◆ What you need to do:
- a) In the statistics solution, what other name does it give the empirical rule?
- b) Please carry on the statistics solution from the point where it stops.

◆ Given passage:
Question

9. The mean value of land and buildings per acre from a sample of farms is ​$1700, with a standard deviation of ​$200. The data set has a​ bell-shaped distribution. Assume the number of farms in the sample is 73.

A. Use the empirical rule to estimate the number of farms whose land and building values per acre are between $1300 and ​$2100.

B. If 21 additional farms were​ sampled, about how many of these additional farms would you expect to have land and building values between $1300 per acre and ​$2100 per​ acre?

10. From a sample with n=28​, the mean number of televisions per household is 2 with a standard deviation of 1 television. Using Chebychev's Theorem, determine at least how many of the households have between 0 and 4 televisions.

Answer 1

Solution

Back-up Theory

Empirical rule, also known as 68 – 95 – 99.7 percent rule: applicable to symmetric (bell-shaped) distributions

P{(µ - σ) ≤ X ≤ (µ + σ)} = 0.68; ..........……………………………………………………………………..………….(1a)

P{(µ - 2σ) ≤ X ≤ (µ + 2σ)} = 0.95; ...............................……………………………………………..……………….(1b)

P{(µ - 3σ) ≤ X ≤ (µ + 3σ)} = 0.997 ......................................………………………………………..……………….(1c)

i.e., Mean ± 1 Standard Deviation holds 68% of the observations; …………………………..…….....………….(1d)

◆ Provided information:
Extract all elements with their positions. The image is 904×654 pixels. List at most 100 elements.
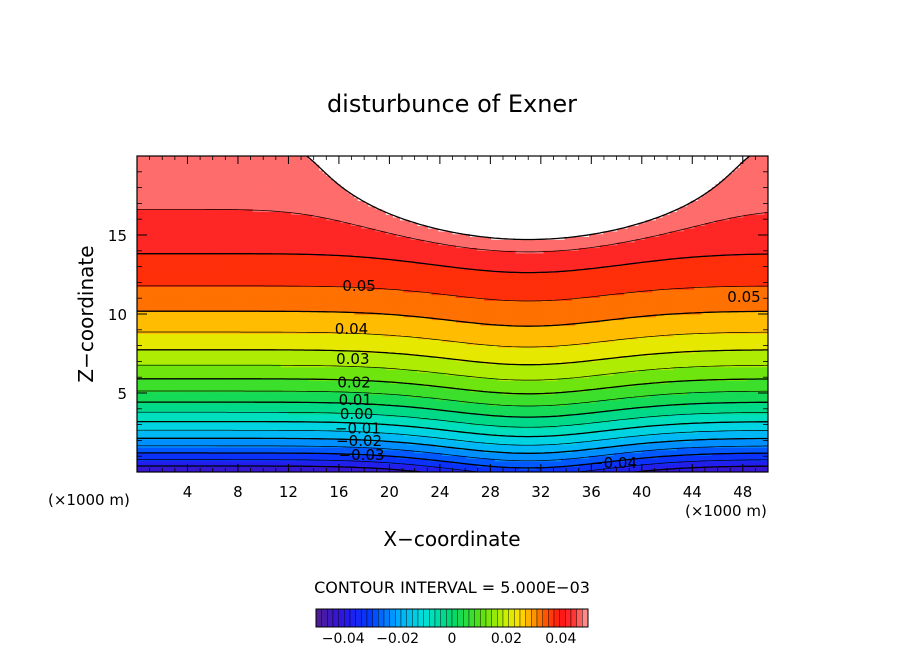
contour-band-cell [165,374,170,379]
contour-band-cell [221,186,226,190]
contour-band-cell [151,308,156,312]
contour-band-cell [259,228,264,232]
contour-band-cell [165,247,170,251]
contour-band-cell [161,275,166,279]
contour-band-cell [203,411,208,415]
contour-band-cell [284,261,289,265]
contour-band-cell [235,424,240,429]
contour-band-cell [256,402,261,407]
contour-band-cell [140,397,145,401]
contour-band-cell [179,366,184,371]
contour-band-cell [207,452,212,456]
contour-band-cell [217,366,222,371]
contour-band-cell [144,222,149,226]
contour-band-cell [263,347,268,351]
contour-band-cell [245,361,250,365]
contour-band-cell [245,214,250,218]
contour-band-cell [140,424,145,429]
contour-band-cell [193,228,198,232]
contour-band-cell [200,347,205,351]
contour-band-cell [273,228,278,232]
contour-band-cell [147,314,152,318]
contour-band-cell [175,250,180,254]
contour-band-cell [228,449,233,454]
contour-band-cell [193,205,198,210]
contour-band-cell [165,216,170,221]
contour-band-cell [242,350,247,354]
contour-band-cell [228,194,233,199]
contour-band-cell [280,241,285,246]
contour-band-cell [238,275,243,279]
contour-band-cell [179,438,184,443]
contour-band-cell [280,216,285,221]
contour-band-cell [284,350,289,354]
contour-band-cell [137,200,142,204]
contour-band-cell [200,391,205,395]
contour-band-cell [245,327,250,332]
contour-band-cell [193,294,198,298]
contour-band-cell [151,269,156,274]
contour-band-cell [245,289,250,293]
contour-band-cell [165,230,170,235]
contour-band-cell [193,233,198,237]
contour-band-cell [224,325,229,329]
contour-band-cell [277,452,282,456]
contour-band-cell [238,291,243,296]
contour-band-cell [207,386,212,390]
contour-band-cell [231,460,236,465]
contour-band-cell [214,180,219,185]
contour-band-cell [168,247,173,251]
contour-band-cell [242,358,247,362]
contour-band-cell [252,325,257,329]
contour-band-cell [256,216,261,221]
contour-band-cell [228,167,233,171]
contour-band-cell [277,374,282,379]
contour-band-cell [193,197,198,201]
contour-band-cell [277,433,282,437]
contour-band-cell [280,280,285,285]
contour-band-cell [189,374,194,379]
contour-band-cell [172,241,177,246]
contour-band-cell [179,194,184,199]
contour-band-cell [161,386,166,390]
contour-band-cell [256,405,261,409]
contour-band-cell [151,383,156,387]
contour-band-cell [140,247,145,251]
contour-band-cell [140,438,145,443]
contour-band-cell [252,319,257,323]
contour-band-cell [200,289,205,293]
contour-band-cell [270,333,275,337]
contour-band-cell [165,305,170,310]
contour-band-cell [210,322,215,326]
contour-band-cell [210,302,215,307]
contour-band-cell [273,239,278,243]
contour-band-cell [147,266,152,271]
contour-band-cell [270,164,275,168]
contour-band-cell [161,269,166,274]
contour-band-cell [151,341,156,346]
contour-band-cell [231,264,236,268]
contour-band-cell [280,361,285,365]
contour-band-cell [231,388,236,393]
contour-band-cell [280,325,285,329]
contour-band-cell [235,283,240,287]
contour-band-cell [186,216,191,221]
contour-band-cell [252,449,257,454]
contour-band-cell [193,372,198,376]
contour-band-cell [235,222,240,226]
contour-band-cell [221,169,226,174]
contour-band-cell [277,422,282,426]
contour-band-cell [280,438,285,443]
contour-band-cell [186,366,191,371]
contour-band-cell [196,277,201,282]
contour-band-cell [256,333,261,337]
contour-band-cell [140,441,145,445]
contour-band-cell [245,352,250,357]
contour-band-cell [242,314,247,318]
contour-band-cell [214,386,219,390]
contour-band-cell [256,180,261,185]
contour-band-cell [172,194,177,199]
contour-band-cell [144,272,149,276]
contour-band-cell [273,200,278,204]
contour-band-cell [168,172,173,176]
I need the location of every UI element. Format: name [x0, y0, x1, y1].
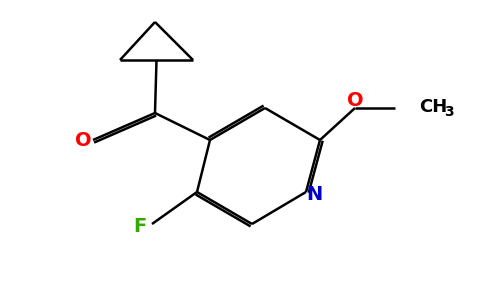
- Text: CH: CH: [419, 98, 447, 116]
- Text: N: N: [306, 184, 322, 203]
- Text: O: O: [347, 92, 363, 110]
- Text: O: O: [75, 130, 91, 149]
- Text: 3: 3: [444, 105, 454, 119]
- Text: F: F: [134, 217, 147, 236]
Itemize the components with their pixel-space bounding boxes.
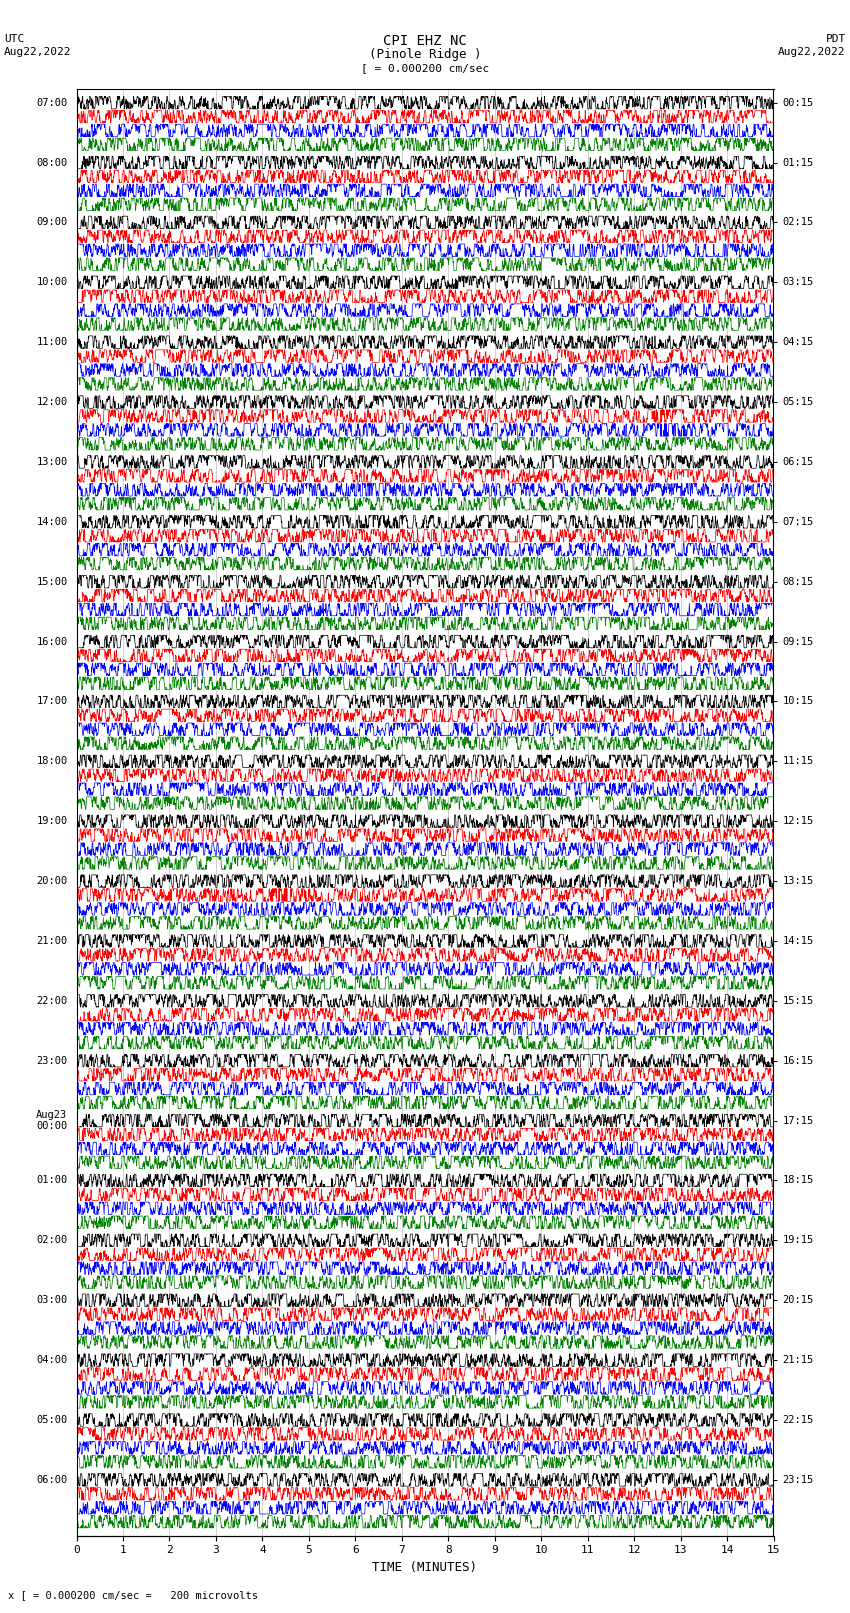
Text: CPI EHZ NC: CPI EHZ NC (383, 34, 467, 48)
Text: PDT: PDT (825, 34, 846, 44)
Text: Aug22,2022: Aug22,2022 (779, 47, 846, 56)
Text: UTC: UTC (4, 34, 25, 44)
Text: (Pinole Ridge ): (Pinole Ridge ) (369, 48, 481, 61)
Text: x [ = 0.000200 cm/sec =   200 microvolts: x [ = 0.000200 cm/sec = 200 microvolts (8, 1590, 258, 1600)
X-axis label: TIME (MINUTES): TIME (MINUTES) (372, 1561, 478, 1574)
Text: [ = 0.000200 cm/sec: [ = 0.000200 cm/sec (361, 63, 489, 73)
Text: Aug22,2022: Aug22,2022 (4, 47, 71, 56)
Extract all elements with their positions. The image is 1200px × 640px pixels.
==
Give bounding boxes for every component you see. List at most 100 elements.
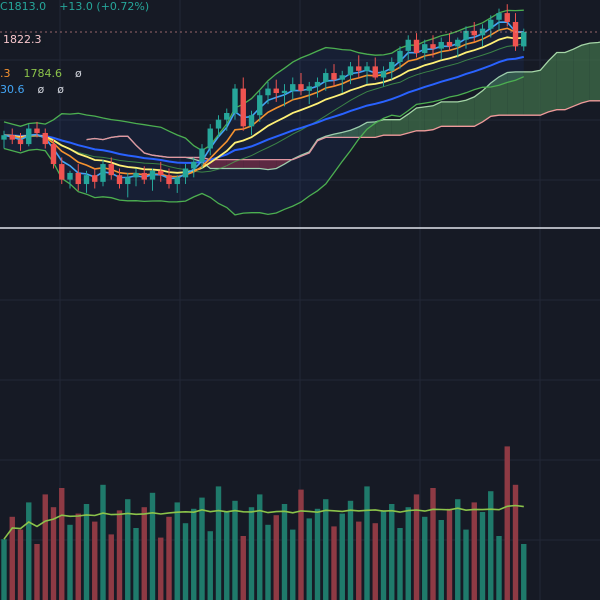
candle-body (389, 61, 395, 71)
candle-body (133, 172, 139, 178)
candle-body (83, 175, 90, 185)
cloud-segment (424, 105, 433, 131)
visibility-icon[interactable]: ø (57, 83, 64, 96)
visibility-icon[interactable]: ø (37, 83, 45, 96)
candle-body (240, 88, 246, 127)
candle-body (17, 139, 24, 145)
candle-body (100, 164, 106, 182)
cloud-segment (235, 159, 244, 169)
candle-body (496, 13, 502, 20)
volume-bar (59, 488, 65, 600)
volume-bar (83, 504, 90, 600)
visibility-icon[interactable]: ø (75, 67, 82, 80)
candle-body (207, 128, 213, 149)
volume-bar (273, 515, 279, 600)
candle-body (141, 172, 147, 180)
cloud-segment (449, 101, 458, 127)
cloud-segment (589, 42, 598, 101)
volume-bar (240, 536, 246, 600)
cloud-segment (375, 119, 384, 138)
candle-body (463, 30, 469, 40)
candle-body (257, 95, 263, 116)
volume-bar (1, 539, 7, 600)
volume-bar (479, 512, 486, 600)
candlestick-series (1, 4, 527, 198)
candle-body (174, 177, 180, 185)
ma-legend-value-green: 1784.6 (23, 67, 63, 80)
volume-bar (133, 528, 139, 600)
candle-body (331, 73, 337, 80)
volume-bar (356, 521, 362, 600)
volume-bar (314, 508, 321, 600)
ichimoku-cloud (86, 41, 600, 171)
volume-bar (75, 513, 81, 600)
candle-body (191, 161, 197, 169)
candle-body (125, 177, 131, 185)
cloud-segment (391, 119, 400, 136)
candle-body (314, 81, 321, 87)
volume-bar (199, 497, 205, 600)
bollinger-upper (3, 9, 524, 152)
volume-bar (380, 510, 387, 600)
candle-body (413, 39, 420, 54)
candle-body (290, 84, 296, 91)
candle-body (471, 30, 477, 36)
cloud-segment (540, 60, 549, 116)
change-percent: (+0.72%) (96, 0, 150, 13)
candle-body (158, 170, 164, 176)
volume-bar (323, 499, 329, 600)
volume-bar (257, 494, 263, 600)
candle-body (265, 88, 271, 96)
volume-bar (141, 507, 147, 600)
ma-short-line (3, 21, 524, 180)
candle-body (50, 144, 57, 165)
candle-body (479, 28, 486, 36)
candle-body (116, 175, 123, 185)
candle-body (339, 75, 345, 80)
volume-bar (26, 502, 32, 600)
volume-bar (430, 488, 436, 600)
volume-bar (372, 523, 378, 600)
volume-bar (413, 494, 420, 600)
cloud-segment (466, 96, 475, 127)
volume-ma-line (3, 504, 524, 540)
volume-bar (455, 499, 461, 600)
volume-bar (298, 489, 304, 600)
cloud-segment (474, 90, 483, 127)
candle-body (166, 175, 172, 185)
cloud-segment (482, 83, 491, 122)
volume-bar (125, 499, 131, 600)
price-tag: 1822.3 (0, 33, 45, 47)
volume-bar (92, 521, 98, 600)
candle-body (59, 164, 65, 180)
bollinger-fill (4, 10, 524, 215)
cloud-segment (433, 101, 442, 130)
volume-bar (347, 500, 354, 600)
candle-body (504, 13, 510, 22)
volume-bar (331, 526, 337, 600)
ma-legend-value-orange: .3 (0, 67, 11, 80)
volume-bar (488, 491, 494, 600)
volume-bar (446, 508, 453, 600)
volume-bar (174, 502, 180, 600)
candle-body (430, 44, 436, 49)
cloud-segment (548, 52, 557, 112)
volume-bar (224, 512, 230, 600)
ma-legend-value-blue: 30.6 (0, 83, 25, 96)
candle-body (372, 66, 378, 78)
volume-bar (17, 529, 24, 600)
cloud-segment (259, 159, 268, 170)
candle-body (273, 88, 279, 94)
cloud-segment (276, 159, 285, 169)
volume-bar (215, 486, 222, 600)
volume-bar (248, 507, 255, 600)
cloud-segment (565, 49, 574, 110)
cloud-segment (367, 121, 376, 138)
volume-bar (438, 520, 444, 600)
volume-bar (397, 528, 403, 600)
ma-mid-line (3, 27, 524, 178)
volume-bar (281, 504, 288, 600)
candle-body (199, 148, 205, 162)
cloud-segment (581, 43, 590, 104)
...
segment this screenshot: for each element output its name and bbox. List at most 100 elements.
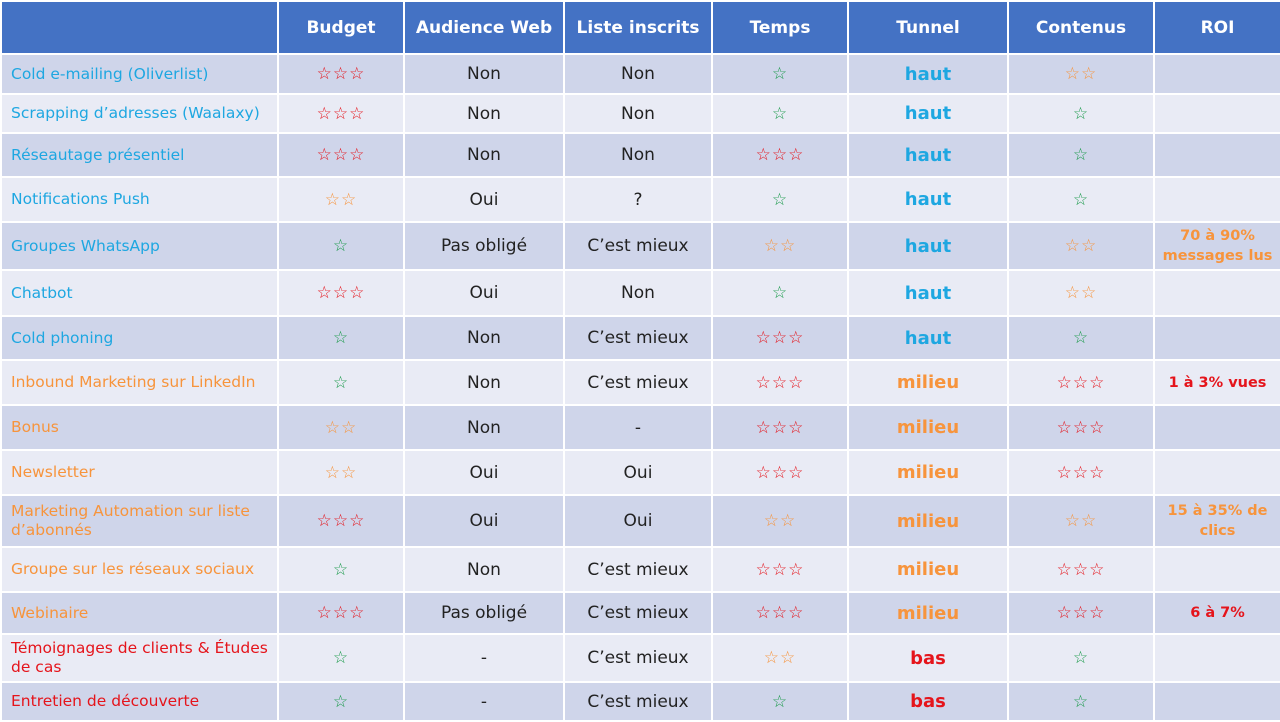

◆ Answers for this exercise:
- a) The 68 – 95 – 99.7 percent rule.

- b)
Mean ± 2 Standard Deviations holds 95% of the observations ……………………………………...………..….(1e)

and Mean ± 3 Standard Deviations holds 99.7% of the observations. ……………………………….......……...(1f).

Chebyshev’s Inequality:

If E(X) = µ and V(X) = σ², then P(|X - µ | ≥ kσ) ≤ 1/k² for a wide spectrum of distributions……….............…. (2)

Now to work out the solution,

Q 9

Part (A)

Given the mean value of land and buildings per acre from a sample of farms is ​$1700, with a standard deviation of ​$200,

1300 = 1700 – (2 x 200) and 2100 = 1700 + (2 x 200), i.e., 1300 = (µ - 2σ) and 2100 = (µ+ 2σ).

So, vide (1b), probability that the values per acre are between $1300 and ​$2100 is 0.95.

Since the number of farms in the sample is 73, the estimate of the number of farms whose land and building values per acre are between $1300 and ​$2100 = 73 x 0.95 = 69.35 or

= 69 Answer

Part (B)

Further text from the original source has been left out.